[TASK PROMPT]
All lines in which the word "Moderati" occurs are to be extracted.

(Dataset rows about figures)
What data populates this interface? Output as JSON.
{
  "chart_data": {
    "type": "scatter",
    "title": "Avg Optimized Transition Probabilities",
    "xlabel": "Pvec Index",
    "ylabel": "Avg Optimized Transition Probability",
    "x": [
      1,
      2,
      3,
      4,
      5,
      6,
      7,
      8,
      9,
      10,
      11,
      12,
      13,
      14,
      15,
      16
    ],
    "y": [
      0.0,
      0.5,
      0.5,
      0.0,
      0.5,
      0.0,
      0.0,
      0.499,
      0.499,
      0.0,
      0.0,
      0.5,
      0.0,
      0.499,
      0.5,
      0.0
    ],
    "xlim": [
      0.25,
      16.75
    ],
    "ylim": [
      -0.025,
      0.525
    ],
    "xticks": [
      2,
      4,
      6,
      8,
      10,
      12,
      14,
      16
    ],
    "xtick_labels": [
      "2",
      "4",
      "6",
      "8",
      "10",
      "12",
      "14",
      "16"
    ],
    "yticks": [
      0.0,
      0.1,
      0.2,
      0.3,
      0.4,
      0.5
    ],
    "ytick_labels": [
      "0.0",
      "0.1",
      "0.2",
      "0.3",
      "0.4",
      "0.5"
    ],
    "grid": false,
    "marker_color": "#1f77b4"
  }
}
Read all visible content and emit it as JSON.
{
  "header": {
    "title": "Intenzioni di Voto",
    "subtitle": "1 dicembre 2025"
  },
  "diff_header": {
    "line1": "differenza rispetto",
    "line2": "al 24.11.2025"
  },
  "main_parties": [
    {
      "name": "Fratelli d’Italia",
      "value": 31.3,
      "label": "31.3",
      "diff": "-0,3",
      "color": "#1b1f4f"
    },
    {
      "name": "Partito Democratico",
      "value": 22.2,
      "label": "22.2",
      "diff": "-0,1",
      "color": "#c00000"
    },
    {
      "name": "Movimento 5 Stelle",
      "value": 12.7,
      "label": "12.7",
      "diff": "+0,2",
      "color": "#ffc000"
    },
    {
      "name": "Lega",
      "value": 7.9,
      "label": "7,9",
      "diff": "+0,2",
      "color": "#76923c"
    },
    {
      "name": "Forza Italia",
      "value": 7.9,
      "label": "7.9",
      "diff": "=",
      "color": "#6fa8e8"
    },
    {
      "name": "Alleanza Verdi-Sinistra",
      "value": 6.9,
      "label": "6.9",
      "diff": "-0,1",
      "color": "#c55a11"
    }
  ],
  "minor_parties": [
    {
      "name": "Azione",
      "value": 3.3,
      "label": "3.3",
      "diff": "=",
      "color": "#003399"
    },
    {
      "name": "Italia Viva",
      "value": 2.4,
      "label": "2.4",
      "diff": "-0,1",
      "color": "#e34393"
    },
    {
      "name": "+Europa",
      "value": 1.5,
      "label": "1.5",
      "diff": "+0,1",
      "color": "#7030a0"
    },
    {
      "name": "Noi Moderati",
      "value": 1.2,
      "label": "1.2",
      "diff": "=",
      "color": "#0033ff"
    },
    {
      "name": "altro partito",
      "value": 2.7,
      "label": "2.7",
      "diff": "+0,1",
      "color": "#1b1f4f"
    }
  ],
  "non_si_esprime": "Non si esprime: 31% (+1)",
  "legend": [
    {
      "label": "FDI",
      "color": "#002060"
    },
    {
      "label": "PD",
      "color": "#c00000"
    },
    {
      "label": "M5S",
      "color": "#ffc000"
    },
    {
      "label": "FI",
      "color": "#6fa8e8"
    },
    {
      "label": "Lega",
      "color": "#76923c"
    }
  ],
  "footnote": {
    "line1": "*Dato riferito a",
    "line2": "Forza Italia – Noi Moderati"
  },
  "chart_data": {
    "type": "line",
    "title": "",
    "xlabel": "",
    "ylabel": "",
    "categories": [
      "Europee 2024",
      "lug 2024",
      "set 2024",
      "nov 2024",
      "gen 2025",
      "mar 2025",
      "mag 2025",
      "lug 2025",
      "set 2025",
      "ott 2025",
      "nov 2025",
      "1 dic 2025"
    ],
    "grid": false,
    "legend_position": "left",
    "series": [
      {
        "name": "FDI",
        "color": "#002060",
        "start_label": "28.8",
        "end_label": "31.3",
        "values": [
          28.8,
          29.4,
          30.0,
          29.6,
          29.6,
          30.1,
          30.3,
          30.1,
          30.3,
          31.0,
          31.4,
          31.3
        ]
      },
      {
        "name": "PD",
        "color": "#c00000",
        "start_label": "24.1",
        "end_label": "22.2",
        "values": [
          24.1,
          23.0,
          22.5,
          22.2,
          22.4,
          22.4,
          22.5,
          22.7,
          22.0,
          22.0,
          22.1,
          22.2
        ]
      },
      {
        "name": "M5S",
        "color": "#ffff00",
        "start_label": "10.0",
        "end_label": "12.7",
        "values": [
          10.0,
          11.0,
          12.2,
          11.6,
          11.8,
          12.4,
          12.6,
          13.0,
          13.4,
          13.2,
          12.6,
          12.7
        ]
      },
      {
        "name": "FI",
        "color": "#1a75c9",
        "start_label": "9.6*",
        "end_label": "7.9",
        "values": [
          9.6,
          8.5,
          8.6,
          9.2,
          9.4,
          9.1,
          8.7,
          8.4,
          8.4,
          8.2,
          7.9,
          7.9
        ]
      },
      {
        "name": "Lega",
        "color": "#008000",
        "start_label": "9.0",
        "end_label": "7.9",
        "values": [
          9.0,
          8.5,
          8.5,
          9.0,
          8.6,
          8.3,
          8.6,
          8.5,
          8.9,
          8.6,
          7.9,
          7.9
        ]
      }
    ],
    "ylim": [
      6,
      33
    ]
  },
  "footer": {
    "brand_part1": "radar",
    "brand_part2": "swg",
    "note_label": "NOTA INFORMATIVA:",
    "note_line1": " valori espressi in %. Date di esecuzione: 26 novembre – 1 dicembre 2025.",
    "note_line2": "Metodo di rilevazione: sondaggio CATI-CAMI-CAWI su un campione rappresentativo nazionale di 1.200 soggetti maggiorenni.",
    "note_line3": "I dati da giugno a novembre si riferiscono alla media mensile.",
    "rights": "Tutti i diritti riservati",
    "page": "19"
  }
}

[TASK SOLUTION]
      "name": "Noi Moderati",
    "line2": "Forza Italia – Noi Moderati"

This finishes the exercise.